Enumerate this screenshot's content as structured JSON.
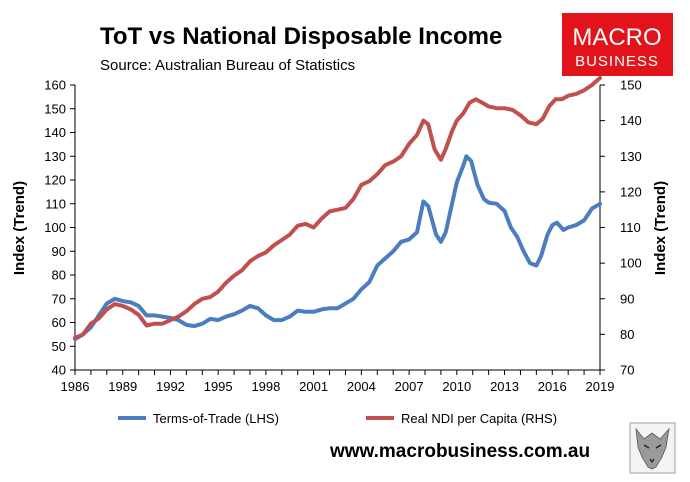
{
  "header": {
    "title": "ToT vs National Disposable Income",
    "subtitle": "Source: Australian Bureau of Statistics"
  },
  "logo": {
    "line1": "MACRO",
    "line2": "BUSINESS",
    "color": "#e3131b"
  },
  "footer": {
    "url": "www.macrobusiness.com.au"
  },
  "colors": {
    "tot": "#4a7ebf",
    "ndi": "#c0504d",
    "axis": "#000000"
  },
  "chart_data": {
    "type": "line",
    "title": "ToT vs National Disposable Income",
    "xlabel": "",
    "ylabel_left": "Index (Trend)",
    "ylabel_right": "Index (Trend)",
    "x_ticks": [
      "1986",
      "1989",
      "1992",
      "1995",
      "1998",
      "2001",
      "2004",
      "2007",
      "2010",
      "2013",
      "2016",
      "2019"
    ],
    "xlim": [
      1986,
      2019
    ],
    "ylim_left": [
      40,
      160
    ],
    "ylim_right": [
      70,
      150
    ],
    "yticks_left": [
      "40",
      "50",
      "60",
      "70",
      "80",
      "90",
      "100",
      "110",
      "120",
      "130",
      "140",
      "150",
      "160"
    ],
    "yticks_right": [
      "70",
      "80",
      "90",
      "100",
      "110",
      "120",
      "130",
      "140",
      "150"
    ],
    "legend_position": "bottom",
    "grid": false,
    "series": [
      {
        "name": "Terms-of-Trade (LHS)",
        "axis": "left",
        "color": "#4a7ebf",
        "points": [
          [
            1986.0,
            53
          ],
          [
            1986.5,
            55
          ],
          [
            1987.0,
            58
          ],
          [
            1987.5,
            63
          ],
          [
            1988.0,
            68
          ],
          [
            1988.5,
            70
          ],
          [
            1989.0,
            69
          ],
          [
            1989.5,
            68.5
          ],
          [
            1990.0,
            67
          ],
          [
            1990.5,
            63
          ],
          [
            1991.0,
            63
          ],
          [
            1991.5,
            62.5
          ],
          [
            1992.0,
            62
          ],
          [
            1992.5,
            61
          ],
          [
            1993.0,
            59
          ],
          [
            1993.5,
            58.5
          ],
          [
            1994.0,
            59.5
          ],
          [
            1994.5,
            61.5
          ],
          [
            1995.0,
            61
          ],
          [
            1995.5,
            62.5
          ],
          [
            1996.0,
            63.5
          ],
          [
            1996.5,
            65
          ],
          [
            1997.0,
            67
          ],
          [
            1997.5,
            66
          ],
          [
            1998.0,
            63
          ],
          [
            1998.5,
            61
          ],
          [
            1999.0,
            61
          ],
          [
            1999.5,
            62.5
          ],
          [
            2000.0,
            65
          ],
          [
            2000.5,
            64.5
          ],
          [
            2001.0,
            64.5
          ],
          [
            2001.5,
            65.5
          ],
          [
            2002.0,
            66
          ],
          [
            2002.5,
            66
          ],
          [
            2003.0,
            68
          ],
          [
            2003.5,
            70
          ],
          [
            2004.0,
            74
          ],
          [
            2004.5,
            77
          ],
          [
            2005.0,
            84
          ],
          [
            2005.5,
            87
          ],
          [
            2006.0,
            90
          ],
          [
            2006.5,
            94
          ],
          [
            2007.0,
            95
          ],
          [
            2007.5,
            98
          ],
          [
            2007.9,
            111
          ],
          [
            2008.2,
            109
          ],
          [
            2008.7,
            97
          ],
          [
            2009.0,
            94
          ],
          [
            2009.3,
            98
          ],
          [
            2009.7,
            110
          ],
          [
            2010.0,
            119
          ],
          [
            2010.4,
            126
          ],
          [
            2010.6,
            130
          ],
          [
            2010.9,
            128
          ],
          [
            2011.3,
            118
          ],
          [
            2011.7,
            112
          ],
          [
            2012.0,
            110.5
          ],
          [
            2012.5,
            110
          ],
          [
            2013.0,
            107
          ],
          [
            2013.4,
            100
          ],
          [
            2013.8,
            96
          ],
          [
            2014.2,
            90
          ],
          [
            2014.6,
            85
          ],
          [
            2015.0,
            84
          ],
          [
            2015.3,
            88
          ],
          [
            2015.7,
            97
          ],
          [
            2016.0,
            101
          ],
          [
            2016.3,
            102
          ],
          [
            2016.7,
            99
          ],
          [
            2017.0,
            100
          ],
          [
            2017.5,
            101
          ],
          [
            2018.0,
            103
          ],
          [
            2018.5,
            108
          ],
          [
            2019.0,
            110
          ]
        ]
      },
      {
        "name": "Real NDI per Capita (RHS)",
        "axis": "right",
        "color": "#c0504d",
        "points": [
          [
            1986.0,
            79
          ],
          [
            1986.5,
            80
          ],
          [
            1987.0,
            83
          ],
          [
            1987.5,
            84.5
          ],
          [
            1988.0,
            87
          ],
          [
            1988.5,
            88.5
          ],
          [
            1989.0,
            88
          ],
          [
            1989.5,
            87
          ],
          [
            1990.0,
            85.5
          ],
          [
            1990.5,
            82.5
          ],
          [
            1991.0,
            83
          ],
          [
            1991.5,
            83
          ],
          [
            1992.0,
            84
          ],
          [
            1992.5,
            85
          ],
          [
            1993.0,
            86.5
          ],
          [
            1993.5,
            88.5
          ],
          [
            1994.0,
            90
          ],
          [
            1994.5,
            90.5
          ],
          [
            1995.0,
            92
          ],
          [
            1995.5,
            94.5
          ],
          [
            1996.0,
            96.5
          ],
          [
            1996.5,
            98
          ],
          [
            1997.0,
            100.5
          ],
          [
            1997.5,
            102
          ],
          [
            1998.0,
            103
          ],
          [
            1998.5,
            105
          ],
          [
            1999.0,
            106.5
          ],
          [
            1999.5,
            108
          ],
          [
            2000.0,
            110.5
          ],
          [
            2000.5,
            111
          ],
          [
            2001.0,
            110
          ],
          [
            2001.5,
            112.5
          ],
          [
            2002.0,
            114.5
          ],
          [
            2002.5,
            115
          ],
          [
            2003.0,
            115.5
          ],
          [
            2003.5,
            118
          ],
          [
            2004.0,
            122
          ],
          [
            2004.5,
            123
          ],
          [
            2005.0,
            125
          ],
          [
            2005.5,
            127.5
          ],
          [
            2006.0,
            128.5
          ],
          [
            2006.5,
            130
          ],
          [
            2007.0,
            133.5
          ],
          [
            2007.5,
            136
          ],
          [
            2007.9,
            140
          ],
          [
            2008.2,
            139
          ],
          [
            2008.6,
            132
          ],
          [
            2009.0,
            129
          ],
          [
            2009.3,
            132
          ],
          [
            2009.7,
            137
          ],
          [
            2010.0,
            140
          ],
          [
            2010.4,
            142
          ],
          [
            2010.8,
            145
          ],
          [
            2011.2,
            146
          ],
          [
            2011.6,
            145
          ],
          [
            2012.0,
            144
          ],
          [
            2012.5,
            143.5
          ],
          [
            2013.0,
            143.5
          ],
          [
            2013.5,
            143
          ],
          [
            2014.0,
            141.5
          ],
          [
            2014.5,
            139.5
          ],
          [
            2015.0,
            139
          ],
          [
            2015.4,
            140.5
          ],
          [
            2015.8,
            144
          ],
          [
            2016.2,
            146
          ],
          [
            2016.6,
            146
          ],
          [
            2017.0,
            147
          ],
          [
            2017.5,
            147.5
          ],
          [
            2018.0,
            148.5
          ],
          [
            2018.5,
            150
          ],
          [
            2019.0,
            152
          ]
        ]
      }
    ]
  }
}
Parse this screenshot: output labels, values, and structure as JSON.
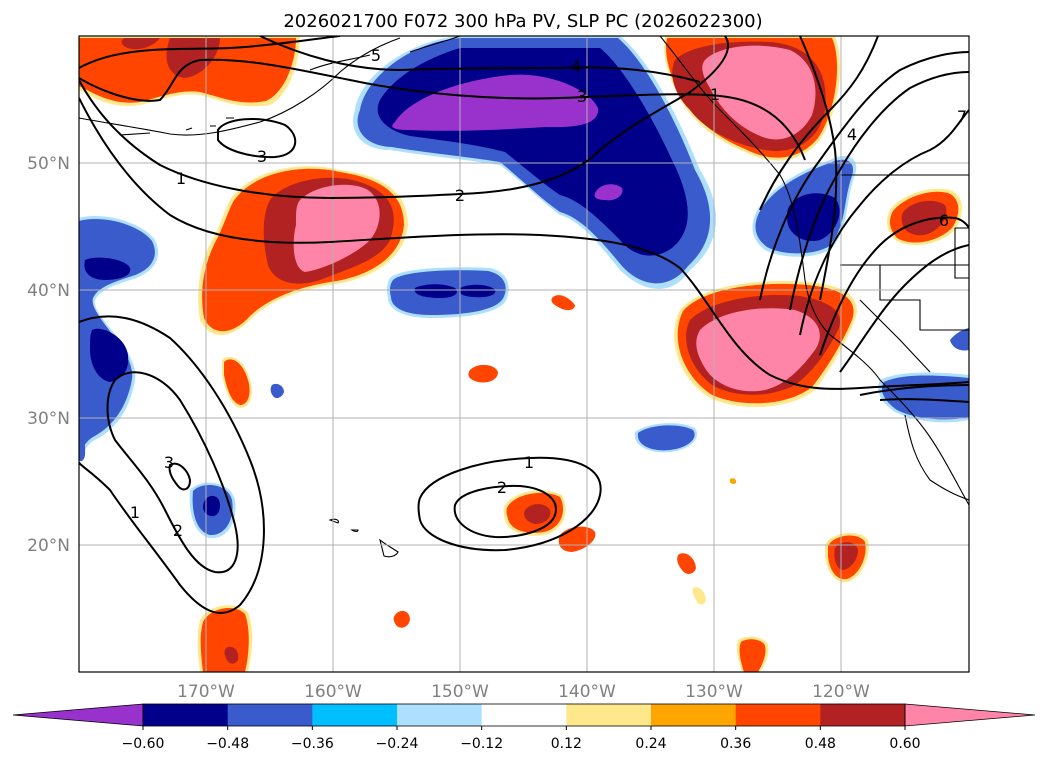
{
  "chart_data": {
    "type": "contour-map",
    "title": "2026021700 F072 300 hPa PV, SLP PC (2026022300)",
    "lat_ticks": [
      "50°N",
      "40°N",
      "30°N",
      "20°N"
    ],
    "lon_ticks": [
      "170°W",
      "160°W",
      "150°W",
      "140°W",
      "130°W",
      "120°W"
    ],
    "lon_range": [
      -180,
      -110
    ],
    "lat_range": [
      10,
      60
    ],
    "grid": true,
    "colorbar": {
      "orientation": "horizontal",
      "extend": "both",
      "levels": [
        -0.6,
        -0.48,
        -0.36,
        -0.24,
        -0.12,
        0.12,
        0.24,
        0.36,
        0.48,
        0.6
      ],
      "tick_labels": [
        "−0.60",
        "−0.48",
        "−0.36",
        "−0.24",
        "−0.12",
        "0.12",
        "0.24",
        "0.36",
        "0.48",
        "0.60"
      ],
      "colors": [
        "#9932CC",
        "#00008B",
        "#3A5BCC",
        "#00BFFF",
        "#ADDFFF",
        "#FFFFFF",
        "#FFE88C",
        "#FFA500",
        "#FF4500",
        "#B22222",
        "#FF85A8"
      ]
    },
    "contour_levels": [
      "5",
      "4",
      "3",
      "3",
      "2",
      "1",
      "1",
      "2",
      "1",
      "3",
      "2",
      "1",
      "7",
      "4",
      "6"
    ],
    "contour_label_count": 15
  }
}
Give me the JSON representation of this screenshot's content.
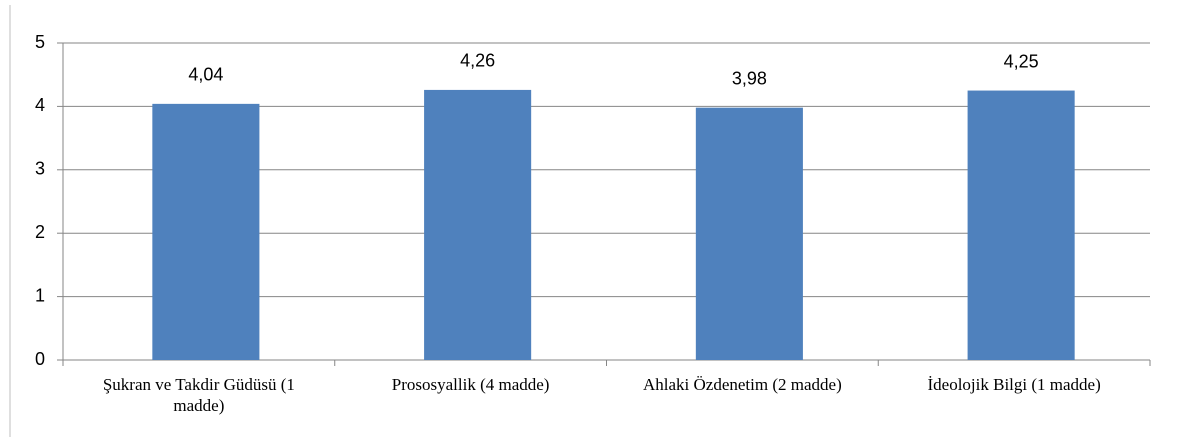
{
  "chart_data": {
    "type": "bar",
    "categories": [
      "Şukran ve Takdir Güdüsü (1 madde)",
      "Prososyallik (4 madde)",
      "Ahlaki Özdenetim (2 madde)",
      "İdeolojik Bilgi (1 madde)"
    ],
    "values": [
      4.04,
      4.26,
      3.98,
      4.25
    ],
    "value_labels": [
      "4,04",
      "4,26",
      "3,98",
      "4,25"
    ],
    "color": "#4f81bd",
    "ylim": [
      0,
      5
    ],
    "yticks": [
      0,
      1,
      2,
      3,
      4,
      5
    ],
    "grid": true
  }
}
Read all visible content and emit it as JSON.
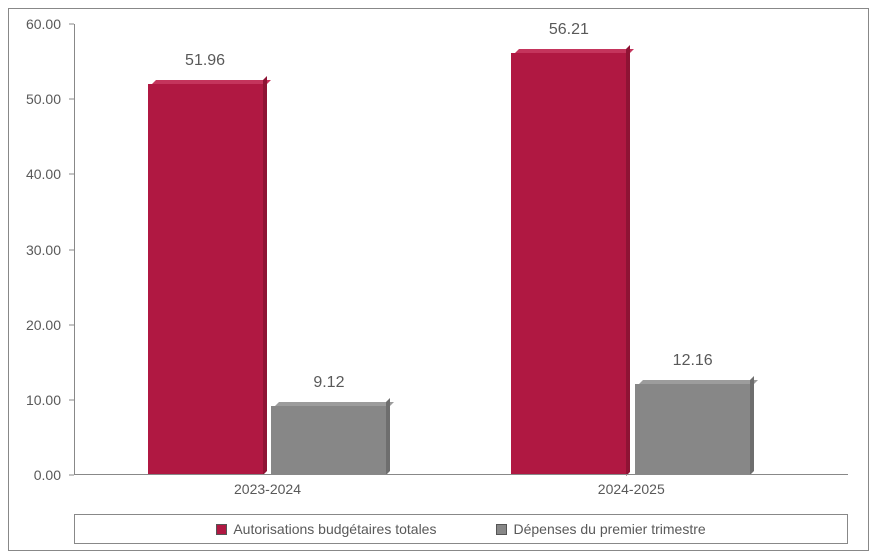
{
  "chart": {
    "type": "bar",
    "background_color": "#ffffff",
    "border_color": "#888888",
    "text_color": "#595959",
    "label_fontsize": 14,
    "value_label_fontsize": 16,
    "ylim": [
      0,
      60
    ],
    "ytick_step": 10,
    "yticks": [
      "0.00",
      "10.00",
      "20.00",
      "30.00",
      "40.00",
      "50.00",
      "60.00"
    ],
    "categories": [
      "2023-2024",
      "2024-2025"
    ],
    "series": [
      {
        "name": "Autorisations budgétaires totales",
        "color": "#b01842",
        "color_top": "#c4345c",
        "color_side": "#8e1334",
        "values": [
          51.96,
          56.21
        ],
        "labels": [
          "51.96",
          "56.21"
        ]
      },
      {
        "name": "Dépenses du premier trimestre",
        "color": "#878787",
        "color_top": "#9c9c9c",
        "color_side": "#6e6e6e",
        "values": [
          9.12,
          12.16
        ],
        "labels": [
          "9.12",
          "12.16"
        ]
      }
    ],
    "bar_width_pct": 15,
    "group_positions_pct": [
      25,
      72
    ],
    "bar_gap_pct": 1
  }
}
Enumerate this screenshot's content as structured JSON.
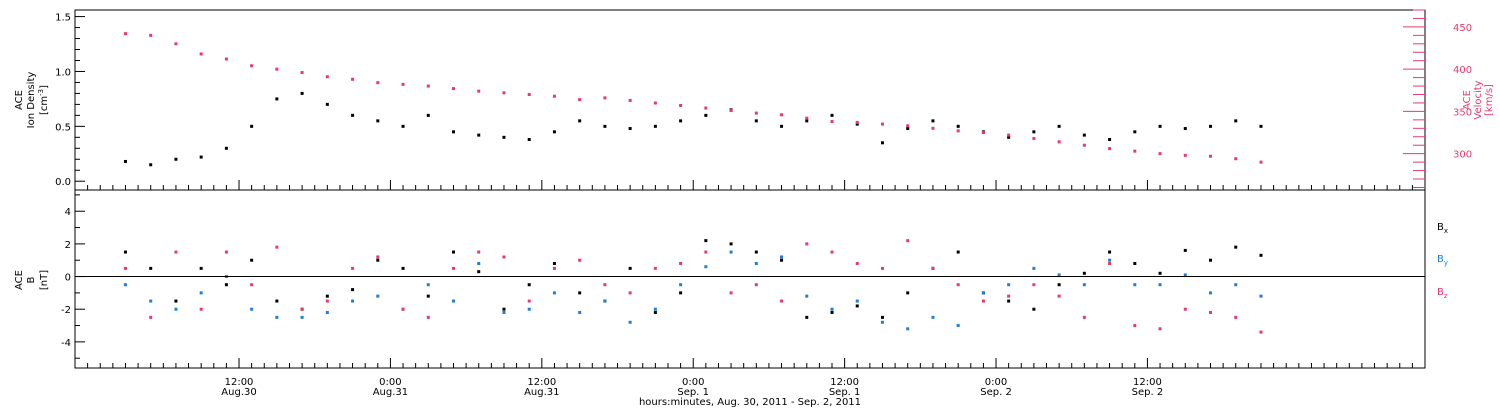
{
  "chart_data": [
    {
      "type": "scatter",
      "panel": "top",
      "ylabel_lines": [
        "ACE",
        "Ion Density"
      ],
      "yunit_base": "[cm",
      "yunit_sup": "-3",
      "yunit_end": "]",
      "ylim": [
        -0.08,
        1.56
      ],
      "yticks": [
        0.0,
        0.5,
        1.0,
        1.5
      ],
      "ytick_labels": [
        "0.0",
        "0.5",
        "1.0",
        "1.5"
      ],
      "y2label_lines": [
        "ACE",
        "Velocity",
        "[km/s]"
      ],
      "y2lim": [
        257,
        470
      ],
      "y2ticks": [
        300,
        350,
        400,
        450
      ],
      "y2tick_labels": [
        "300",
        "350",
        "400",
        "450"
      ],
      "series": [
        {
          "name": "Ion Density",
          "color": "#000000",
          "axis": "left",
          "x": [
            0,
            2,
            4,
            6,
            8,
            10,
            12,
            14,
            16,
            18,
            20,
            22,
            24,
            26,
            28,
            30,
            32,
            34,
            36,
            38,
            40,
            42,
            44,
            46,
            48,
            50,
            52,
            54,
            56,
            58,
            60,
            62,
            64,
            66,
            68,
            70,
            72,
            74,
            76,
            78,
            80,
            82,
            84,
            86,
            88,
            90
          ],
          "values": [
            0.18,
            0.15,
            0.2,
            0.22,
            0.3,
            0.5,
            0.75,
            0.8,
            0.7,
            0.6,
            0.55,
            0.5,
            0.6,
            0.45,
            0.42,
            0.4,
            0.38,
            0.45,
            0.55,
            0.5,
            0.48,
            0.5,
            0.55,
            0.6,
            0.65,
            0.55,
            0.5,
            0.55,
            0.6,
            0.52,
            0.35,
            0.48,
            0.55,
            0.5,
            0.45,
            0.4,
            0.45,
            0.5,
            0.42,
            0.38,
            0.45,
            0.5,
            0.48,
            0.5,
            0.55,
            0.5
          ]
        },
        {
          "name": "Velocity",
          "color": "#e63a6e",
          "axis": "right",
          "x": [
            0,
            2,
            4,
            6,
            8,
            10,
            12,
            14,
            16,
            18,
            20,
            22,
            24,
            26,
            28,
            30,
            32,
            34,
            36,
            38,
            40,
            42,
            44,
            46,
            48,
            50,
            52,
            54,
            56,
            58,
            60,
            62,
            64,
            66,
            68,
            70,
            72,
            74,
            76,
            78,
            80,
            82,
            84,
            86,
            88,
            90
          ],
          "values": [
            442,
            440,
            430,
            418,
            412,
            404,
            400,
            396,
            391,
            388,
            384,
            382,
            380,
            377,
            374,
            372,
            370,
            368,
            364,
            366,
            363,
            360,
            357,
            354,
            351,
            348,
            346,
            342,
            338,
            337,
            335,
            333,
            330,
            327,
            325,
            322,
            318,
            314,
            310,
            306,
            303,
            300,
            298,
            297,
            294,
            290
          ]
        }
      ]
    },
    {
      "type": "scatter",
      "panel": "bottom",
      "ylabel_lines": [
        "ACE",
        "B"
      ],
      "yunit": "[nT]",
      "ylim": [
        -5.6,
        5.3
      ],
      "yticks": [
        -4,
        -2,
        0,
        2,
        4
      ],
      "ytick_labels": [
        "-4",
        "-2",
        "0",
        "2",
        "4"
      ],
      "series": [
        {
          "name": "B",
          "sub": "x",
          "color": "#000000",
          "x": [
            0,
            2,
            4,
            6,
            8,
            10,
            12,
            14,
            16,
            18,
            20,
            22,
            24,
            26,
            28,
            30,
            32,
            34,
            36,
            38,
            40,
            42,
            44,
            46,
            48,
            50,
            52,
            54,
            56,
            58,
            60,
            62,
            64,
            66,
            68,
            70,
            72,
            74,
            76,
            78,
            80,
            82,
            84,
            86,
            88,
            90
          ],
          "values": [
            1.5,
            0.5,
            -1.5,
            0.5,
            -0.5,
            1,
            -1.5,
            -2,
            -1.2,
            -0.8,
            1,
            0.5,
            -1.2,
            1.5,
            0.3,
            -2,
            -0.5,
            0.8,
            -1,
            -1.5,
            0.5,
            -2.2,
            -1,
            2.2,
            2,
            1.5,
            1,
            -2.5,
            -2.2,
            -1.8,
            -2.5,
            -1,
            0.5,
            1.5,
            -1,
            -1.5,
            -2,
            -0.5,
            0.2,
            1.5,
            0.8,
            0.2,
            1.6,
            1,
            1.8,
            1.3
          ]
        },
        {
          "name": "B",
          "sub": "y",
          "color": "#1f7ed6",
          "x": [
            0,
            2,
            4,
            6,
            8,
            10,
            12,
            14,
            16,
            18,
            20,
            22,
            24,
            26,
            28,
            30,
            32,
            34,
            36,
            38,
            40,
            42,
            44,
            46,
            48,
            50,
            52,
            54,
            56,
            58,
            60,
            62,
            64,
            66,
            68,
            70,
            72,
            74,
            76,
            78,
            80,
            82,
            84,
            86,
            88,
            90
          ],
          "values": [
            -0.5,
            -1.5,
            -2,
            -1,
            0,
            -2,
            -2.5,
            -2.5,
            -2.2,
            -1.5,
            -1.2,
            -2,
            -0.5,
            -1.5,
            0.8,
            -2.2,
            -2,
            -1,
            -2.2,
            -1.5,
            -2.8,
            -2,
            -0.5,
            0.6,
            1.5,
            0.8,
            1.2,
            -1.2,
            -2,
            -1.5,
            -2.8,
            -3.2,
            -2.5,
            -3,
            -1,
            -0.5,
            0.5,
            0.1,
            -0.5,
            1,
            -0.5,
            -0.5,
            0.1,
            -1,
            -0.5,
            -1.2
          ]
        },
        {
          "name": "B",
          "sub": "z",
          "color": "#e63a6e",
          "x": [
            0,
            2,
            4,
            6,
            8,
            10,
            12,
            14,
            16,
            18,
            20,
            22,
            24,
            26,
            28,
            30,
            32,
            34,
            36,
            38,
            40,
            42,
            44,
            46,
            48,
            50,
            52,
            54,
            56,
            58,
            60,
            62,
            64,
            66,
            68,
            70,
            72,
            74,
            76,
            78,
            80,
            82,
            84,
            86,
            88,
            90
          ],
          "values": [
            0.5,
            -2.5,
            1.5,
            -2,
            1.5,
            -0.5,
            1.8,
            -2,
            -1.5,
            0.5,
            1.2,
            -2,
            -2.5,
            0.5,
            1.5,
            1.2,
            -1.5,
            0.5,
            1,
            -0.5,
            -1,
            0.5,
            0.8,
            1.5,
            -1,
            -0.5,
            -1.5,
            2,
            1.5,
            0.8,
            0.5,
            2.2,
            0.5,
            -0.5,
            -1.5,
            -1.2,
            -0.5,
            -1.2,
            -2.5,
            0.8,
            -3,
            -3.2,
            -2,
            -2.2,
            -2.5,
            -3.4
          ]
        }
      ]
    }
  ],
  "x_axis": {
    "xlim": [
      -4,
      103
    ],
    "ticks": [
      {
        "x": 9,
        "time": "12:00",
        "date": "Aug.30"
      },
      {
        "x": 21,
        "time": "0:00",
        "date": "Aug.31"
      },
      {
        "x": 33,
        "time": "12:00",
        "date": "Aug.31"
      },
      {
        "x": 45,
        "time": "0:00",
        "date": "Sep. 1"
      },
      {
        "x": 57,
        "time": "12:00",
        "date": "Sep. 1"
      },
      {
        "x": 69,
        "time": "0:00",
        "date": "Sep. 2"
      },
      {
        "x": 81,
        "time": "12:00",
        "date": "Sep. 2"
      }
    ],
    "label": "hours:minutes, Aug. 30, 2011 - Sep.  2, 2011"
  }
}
------------------------------------------------------------------------
#### [REQUIREMENT]
Of all the lines in the material above, how many contain the word "madde"? Give only the count.

#### [THE ANSWER]
4